### Task details
Repeat every line exactly, keeping the pictures out of the copy.

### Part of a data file
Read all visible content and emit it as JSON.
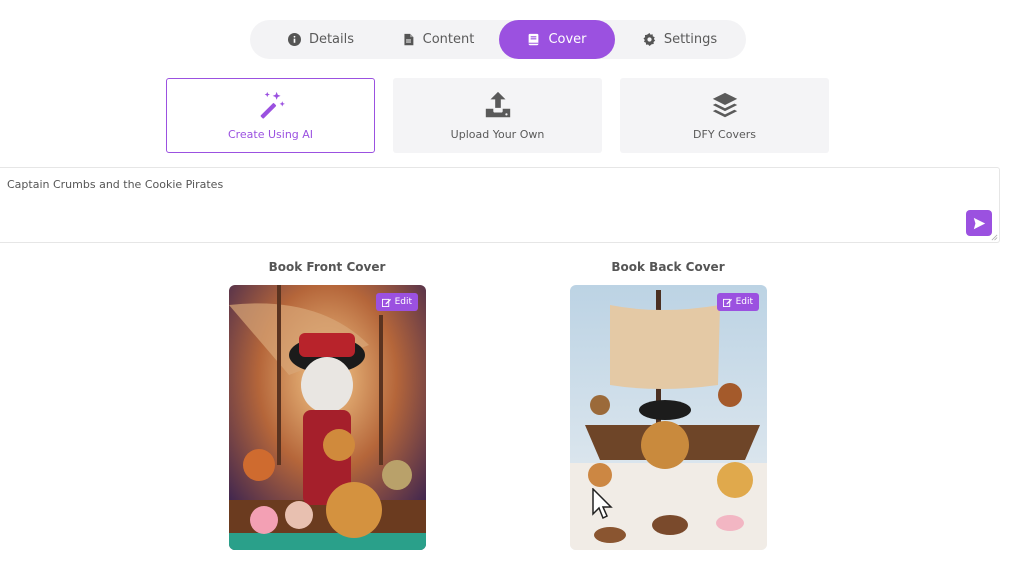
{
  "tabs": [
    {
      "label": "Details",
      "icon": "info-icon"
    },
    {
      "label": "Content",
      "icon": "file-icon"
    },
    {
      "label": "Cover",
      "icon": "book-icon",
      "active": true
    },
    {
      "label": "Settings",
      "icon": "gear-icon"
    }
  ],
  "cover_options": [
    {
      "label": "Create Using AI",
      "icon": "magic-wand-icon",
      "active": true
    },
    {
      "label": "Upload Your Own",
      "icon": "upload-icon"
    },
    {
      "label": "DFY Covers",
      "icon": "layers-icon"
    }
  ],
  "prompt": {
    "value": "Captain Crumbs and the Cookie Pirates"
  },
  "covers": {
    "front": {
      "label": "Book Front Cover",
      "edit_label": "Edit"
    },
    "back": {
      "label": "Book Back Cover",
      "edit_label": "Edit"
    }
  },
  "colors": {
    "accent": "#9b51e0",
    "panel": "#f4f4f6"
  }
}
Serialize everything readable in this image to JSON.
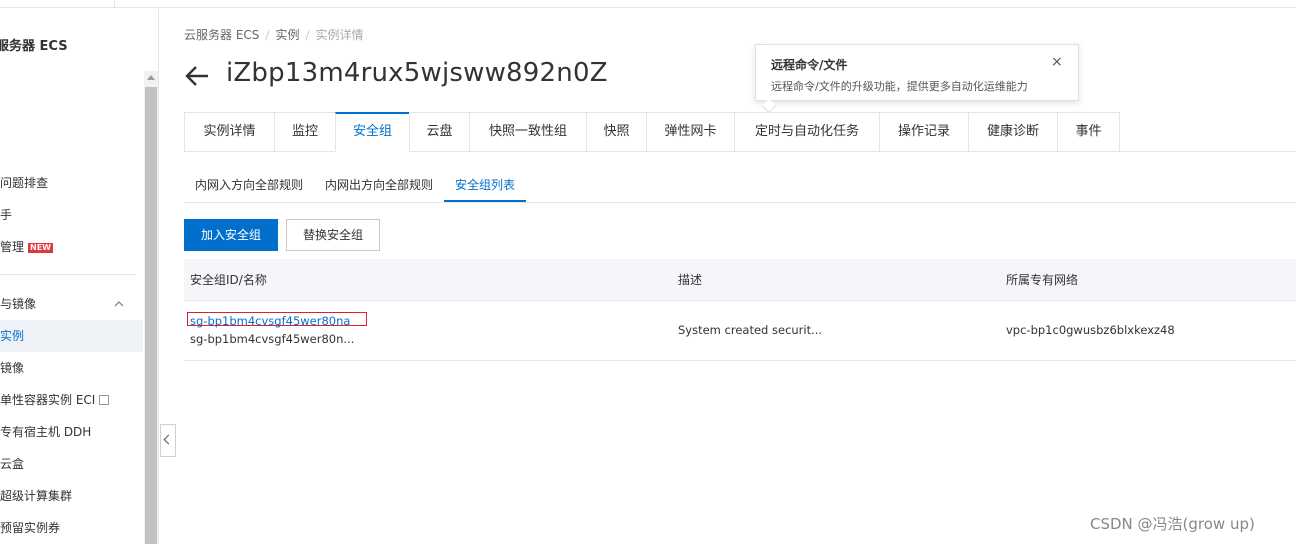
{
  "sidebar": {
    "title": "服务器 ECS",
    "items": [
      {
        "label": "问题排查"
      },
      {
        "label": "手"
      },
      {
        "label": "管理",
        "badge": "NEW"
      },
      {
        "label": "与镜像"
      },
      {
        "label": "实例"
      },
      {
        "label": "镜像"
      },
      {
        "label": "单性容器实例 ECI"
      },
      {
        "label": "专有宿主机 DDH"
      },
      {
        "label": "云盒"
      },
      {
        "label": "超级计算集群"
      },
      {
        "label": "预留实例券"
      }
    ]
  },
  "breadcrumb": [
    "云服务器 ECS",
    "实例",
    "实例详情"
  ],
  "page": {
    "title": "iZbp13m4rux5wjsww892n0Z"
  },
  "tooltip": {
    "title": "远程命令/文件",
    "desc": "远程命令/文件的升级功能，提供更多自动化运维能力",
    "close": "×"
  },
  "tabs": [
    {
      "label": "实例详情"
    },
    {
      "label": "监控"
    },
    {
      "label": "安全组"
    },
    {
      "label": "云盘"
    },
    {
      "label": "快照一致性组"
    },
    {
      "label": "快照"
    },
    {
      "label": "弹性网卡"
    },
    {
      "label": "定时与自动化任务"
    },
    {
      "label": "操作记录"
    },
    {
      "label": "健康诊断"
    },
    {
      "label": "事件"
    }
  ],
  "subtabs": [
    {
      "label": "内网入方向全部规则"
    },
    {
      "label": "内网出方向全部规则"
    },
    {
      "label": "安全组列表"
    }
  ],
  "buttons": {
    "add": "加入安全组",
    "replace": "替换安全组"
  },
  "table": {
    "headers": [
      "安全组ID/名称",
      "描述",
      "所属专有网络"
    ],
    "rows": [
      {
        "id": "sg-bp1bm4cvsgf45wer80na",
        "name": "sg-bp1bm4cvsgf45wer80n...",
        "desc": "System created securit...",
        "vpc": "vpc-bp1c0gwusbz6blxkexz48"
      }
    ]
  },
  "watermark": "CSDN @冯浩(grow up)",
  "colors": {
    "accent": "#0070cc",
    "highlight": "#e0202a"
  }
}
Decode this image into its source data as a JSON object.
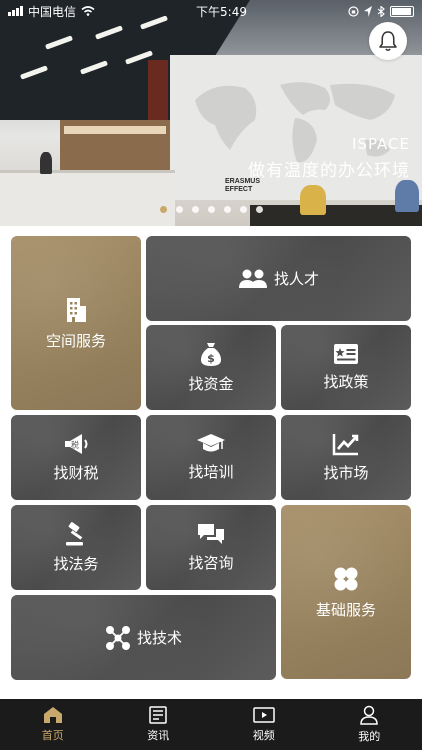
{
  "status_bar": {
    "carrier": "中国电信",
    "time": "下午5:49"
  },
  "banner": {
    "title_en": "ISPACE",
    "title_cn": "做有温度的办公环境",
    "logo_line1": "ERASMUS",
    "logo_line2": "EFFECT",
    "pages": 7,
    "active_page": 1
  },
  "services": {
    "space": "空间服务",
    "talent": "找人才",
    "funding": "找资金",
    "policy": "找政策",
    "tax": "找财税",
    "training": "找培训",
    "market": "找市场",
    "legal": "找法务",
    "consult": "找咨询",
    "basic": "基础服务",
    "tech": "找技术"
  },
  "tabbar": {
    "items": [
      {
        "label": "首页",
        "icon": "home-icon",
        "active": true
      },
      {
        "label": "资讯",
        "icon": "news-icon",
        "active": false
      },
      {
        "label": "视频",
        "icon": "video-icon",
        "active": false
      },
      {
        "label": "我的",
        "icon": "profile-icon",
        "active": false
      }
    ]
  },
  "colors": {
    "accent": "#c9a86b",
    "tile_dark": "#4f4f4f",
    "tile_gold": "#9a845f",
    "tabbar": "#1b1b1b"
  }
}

### Worked solution
Read all visible content and emit it as JSON.
{
  "tabs": [
    {
      "label": "Details",
      "icon": "info-icon"
    },
    {
      "label": "Content",
      "icon": "file-icon"
    },
    {
      "label": "Cover",
      "icon": "book-icon",
      "active": true
    },
    {
      "label": "Settings",
      "icon": "gear-icon"
    }
  ],
  "cover_options": [
    {
      "label": "Create Using AI",
      "icon": "magic-wand-icon",
      "active": true
    },
    {
      "label": "Upload Your Own",
      "icon": "upload-icon"
    },
    {
      "label": "DFY Covers",
      "icon": "layers-icon"
    }
  ],
  "prompt": {
    "value": "Captain Crumbs and the Cookie Pirates"
  },
  "covers": {
    "front": {
      "label": "Book Front Cover",
      "edit_label": "Edit"
    },
    "back": {
      "label": "Book Back Cover",
      "edit_label": "Edit"
    }
  },
  "colors": {
    "accent": "#9b51e0",
    "panel": "#f4f4f6"
  }
}
Serialize everything readable in this image to JSON.
{
  "sidebar": {
    "title": "服务器 ECS",
    "items": [
      {
        "label": "问题排查"
      },
      {
        "label": "手"
      },
      {
        "label": "管理",
        "badge": "NEW"
      },
      {
        "label": "与镜像"
      },
      {
        "label": "实例"
      },
      {
        "label": "镜像"
      },
      {
        "label": "单性容器实例 ECI"
      },
      {
        "label": "专有宿主机 DDH"
      },
      {
        "label": "云盒"
      },
      {
        "label": "超级计算集群"
      },
      {
        "label": "预留实例券"
      }
    ]
  },
  "breadcrumb": [
    "云服务器 ECS",
    "实例",
    "实例详情"
  ],
  "page": {
    "title": "iZbp13m4rux5wjsww892n0Z"
  },
  "tooltip": {
    "title": "远程命令/文件",
    "desc": "远程命令/文件的升级功能，提供更多自动化运维能力",
    "close": "×"
  },
  "tabs": [
    {
      "label": "实例详情"
    },
    {
      "label": "监控"
    },
    {
      "label": "安全组"
    },
    {
      "label": "云盘"
    },
    {
      "label": "快照一致性组"
    },
    {
      "label": "快照"
    },
    {
      "label": "弹性网卡"
    },
    {
      "label": "定时与自动化任务"
    },
    {
      "label": "操作记录"
    },
    {
      "label": "健康诊断"
    },
    {
      "label": "事件"
    }
  ],
  "subtabs": [
    {
      "label": "内网入方向全部规则"
    },
    {
      "label": "内网出方向全部规则"
    },
    {
      "label": "安全组列表"
    }
  ],
  "buttons": {
    "add": "加入安全组",
    "replace": "替换安全组"
  },
  "table": {
    "headers": [
      "安全组ID/名称",
      "描述",
      "所属专有网络"
    ],
    "rows": [
      {
        "id": "sg-bp1bm4cvsgf45wer80na",
        "name": "sg-bp1bm4cvsgf45wer80n...",
        "desc": "System created securit...",
        "vpc": "vpc-bp1c0gwusbz6blxkexz48"
      }
    ]
  },
  "watermark": "CSDN @冯浩(grow up)",
  "colors": {
    "accent": "#0070cc",
    "highlight": "#e0202a"
  }
}
Decode this image into its source data as a JSON object.
{
  "status_bar": {
    "carrier": "中国电信",
    "time": "下午5:49"
  },
  "banner": {
    "title_en": "ISPACE",
    "title_cn": "做有温度的办公环境",
    "logo_line1": "ERASMUS",
    "logo_line2": "EFFECT",
    "pages": 7,
    "active_page": 1
  },
  "services": {
    "space": "空间服务",
    "talent": "找人才",
    "funding": "找资金",
    "policy": "找政策",
    "tax": "找财税",
    "training": "找培训",
    "market": "找市场",
    "legal": "找法务",
    "consult": "找咨询",
    "basic": "基础服务",
    "tech": "找技术"
  },
  "tabbar": {
    "items": [
      {
        "label": "首页",
        "icon": "home-icon",
        "active": true
      },
      {
        "label": "资讯",
        "icon": "news-icon",
        "active": false
      },
      {
        "label": "视频",
        "icon": "video-icon",
        "active": false
      },
      {
        "label": "我的",
        "icon": "profile-icon",
        "active": false
      }
    ]
  },
  "colors": {
    "accent": "#c9a86b",
    "tile_dark": "#4f4f4f",
    "tile_gold": "#9a845f",
    "tabbar": "#1b1b1b"
  }
}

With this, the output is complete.